To be done:
Quote the listing below in its entirety.

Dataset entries
****
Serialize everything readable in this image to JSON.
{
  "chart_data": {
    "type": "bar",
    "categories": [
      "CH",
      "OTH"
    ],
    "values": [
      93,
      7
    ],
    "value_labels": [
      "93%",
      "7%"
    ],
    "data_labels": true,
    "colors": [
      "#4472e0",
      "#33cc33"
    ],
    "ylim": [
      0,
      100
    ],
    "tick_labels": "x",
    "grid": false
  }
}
****
In response:
Serialize everything readable in this image to JSON.
{
  "chart_data": {
    "type": "bar",
    "categories": [
      "CH",
      "OTH"
    ],
    "values": [
      93,
      7
    ],
    "value_labels": [
      "93%",
      "7%"
    ],
    "data_labels": true,
    "colors": [
      "#4472e0",
      "#33cc33"
    ],
    "ylim": [
      0,
      100
    ],
    "tick_labels": "x",
    "grid": false
  }
}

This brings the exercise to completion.